Short task A ::
Answer these questions from the forum thread on the x86 dev backend, one answer per line:
(i) Which issue lists the builtins that are still needed?
(ii) What formats does zig make available?
(iii) Where is the best place for new contributors to start?

Text provided ::

## Begin

Stream: contributing

Topic: x86 dev backend


view this post on Zulip Brendan Hansknecht (Jul 13 2022 at 05:16):

I just revamped all of the issues around the x86 dev backend and plan to be working on it more actively. I want to get it to a similar state as the dev wasm backend. It should be usable for any roc program that just uses common types (List, Str, Numbers, Closures, Unions, Structs). There is definitely a large amount of work to be done especially around builtins. That being said, there are fewer large new language constructs than I expected. So that is nice.

Generally speaking, the dev backend is not the easiest piece of software to contribute to. It is directly generating machine instructions in the form of a list of bytes. That being said, there are a lot of online tools and documentation. I, also, am willing to help/chat with/pair with anyone that wants to work on the dev backend. In general, I advise people to give it a shot if they are at all interested. It's a great way to learn.

Probably the best place to start for new contributors in adding a Num builtin. The list of needed builtins can be found in issue #3513. If you want to work on a task, just convert the task into an issue and assign it to yourself. Feel free to throw up a WIP PR or just implement part of the builtin if supporting all types is larger than the scope you want to start with.

For general information on the dev backend as a whole, look to the readme. For information on how to figure out x86 assembly, look at this comment. Also, here is an example PR that had to deal with assembly generation for a Num builtin.

As a side note, some of the builtins are actually super easy to implement because we just wrap zig builtins. Adding these functions should be easy and a great way to contribute even if you have zero interesting in anything assembly.

For a look into all of the issues that are open. There is now a github project for the X86 dev backend MVP. If you have any interesting in contributing, please reach out.

view this post on Zulip Qqwy / Marten (Jul 13 2022 at 10:55):

As new contributor I think I'm missing something.

Can someone explain how this relates to the current x86 binary creation? Is the idea that there will be an alternative to the bitcode written in Zig?

view this post on Zulip Folkert de Vries (Jul 13 2022 at 11:06):

no, zig is the magic sauce that makes this work

view this post on Zulip Folkert de Vries (Jul 13 2022 at 11:07):

zig conveniently makes several formats available: wasm32, llvm IR, and various kinds of assembly (zig makes cross-compilation very easy)

view this post on Zulip Folkert de Vries (Jul 13 2022 at 11:07):

"all" we need to do is hook up the zig builtins based on the user program

view this post on Zulip Folkert de Vries (Jul 13 2022 at 11:07):

also for speed, some things (e.g. addition on integers) are implemented directly in assembly/wasm/llvm

view this post on Zulip Qqwy / Marten (Jul 13 2022 at 11:35):

Thanks! What does the 'x86 dev backend' then mean exactly?

## End

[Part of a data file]
## Begin

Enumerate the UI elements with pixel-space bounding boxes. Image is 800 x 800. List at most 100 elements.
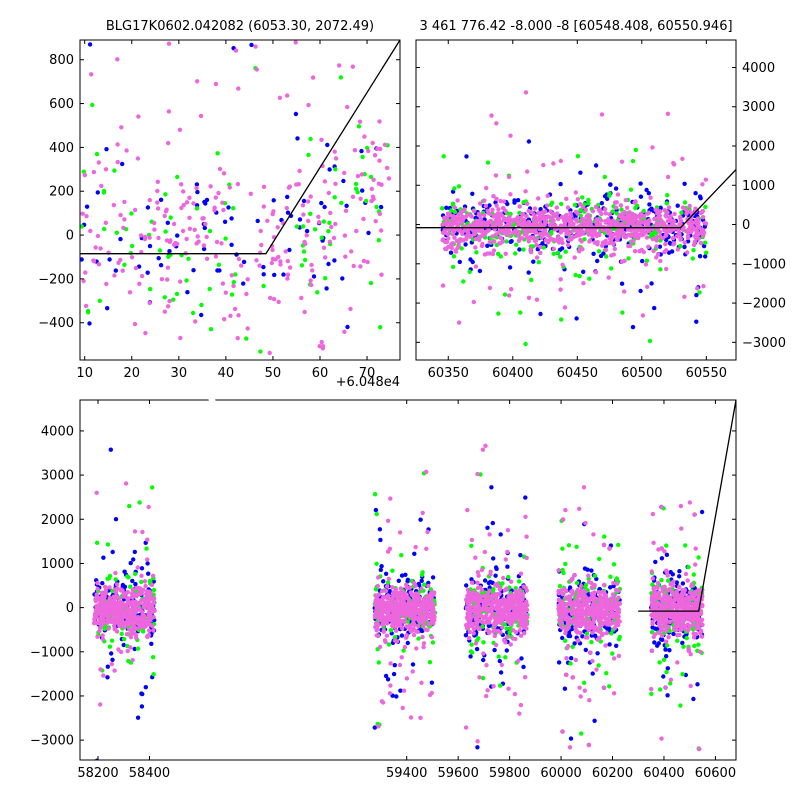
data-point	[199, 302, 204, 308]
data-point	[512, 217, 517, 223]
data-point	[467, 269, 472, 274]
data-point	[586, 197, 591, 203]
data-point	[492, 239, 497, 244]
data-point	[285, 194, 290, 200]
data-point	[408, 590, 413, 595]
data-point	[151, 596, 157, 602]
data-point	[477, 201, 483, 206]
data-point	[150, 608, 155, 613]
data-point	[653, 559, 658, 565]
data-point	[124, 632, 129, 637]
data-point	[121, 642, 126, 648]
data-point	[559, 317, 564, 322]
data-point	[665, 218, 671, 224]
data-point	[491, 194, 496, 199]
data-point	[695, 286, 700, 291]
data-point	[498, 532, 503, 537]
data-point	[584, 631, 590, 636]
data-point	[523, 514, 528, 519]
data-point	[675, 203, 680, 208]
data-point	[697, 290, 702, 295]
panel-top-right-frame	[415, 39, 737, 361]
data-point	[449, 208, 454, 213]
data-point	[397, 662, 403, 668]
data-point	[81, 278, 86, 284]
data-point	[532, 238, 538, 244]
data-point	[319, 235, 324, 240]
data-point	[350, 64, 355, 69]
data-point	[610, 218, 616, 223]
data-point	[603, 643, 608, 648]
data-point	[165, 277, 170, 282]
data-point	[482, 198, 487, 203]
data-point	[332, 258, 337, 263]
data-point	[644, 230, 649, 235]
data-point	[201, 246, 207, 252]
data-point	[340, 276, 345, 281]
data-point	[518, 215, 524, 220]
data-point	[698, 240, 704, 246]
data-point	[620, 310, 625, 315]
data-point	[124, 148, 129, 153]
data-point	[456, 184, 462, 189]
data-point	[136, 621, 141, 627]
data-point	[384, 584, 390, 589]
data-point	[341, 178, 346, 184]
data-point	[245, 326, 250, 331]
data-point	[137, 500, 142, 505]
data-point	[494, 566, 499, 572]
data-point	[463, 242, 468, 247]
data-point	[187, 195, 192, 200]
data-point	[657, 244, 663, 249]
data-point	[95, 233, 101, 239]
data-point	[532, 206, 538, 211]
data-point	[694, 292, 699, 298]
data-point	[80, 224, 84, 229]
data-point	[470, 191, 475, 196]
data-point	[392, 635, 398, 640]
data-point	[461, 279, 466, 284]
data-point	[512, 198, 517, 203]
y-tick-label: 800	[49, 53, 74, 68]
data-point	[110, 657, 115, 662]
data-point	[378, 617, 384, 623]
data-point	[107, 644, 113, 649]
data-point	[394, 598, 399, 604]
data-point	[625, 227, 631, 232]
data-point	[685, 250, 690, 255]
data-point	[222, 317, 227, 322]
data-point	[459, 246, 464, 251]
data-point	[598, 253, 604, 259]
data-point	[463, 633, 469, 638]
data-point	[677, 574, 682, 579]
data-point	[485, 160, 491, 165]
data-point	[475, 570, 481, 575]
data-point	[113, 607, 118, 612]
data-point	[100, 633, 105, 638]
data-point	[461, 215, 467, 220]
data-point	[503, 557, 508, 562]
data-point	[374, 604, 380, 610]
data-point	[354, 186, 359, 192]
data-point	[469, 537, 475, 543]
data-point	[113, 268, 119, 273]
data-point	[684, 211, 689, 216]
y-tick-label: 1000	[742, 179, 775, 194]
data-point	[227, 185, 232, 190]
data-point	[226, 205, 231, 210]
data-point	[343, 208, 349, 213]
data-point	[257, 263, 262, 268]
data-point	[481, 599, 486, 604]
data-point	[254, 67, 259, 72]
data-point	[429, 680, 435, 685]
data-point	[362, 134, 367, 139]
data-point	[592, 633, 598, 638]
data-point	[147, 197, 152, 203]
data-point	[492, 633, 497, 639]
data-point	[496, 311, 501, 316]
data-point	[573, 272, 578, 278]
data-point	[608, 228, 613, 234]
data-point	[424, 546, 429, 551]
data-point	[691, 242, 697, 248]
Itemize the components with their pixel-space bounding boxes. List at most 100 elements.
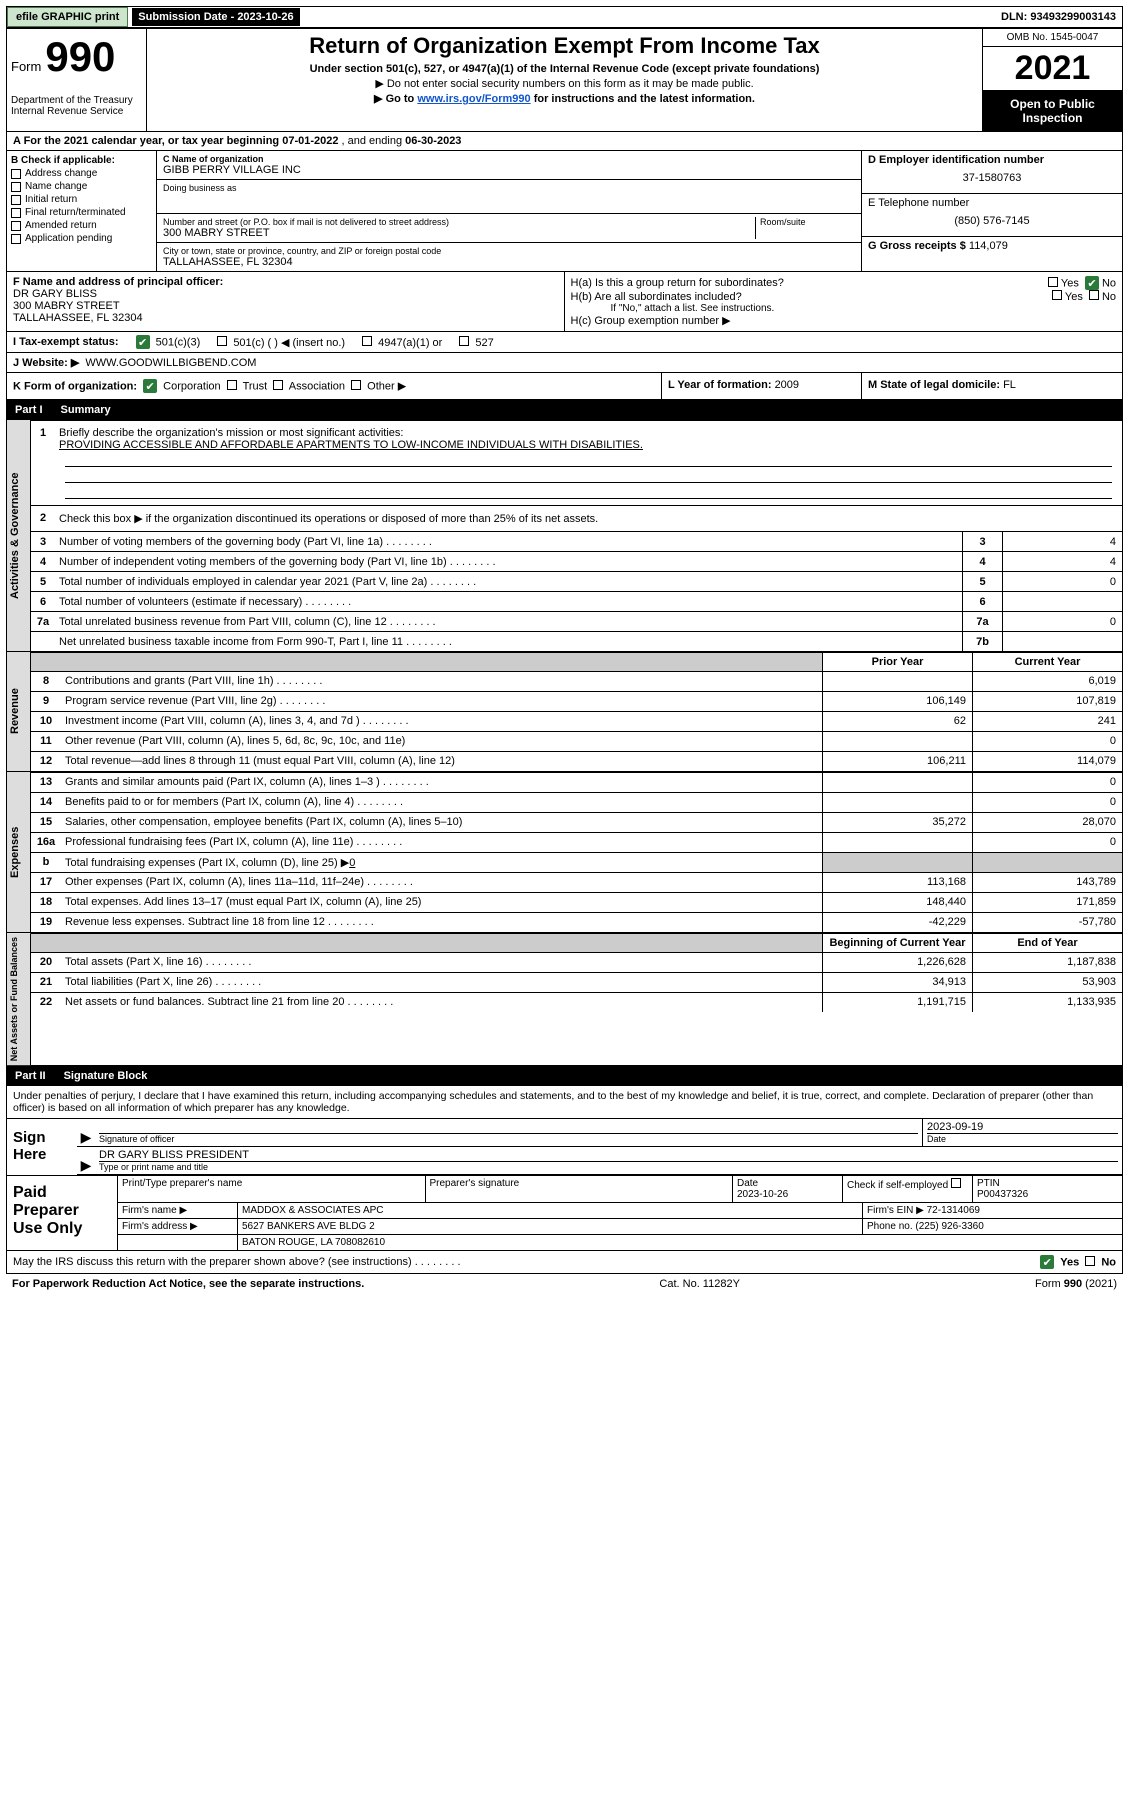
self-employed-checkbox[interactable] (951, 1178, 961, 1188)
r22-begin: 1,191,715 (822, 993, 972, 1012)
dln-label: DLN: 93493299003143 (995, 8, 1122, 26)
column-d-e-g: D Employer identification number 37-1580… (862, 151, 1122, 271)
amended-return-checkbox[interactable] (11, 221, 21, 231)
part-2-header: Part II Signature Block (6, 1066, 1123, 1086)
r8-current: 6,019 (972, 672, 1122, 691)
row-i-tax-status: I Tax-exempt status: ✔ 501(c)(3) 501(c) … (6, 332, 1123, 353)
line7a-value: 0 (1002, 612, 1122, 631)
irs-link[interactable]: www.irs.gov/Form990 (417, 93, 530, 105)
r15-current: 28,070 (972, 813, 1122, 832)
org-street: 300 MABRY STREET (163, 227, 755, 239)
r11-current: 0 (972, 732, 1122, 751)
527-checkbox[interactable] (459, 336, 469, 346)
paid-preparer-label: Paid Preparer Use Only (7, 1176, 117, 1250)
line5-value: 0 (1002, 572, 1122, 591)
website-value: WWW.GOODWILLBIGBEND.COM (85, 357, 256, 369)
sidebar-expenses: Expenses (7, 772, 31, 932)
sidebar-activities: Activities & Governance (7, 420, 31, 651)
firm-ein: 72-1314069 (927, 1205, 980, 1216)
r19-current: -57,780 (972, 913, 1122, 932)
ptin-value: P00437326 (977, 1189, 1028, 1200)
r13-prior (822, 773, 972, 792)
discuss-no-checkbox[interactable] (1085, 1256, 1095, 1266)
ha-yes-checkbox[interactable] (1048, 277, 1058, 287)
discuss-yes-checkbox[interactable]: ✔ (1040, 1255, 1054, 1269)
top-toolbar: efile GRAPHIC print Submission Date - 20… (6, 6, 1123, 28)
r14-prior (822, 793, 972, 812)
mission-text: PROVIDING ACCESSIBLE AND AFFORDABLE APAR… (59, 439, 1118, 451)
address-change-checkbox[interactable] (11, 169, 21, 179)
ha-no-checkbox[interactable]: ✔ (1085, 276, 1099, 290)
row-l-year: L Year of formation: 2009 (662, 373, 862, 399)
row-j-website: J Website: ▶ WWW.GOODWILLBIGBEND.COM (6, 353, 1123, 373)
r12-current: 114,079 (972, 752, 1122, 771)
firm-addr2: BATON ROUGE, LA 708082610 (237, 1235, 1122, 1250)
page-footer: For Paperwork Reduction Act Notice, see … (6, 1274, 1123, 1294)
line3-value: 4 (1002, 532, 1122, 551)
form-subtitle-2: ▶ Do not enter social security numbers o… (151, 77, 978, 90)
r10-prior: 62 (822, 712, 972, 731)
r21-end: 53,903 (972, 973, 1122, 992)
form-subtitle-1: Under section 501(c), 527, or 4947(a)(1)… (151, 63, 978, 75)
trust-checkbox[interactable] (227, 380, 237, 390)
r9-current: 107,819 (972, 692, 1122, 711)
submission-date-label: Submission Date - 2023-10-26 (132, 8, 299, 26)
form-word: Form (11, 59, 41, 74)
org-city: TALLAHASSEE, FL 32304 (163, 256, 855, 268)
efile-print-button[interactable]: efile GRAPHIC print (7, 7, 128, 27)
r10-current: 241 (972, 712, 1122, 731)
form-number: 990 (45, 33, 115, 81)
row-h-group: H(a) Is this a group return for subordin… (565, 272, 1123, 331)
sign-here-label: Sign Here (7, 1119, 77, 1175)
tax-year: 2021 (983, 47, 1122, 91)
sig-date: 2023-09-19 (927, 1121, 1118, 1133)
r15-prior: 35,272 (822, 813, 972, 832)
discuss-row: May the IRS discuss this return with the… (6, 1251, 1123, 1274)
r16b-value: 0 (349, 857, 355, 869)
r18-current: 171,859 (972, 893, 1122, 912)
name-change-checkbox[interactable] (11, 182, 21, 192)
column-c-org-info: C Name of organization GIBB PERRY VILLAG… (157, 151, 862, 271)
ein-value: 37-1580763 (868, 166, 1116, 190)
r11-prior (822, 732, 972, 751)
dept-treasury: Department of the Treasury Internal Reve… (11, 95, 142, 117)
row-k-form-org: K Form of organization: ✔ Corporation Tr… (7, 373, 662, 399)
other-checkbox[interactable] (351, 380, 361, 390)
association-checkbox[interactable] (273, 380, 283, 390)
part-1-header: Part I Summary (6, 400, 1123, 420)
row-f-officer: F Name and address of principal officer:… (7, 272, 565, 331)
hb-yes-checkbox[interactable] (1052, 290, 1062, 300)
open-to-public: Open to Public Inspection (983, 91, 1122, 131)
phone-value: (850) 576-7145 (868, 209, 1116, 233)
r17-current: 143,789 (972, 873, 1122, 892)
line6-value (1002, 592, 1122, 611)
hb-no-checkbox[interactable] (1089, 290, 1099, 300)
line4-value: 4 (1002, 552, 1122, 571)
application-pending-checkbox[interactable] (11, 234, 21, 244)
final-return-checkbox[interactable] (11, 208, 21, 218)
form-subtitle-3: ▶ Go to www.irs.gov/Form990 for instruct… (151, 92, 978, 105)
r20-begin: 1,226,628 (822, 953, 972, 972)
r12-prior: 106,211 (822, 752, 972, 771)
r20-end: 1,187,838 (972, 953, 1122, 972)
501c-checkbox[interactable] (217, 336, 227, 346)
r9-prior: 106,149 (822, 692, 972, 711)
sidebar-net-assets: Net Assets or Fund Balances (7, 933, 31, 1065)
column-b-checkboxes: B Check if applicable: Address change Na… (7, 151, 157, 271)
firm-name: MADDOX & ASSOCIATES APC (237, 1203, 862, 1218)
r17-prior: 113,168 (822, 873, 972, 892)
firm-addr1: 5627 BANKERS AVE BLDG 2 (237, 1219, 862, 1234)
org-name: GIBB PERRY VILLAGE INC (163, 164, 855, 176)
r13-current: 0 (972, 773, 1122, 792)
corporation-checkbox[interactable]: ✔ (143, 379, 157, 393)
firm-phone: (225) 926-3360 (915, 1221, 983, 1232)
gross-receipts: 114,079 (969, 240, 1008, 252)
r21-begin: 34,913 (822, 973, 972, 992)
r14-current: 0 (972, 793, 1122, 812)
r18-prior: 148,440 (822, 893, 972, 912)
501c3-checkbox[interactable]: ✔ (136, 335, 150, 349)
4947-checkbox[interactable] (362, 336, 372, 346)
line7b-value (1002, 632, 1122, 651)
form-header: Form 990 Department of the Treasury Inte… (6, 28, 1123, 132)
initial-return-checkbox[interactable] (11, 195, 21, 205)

## End

Short task B :: In the records, swap "data-point" for "point" throughout the stretch from the line containing "302, 204, 308]" through the line containing "286, 700, 291]". Return only those lines, with nothing else changed.

Reply A ::
(i) Issue #3513.
(ii) wasm32, llvm IR, and various kinds of assembly.
(iii) Adding a Num builtin.

Reply B ::
point	[199, 302, 204, 308]
point	[512, 217, 517, 223]
point	[467, 269, 472, 274]
point	[586, 197, 591, 203]
point	[492, 239, 497, 244]
point	[285, 194, 290, 200]
point	[408, 590, 413, 595]
point	[151, 596, 157, 602]
point	[477, 201, 483, 206]
point	[150, 608, 155, 613]
point	[653, 559, 658, 565]
point	[124, 632, 129, 637]
point	[121, 642, 126, 648]
point	[559, 317, 564, 322]
point	[665, 218, 671, 224]
point	[491, 194, 496, 199]
point	[695, 286, 700, 291]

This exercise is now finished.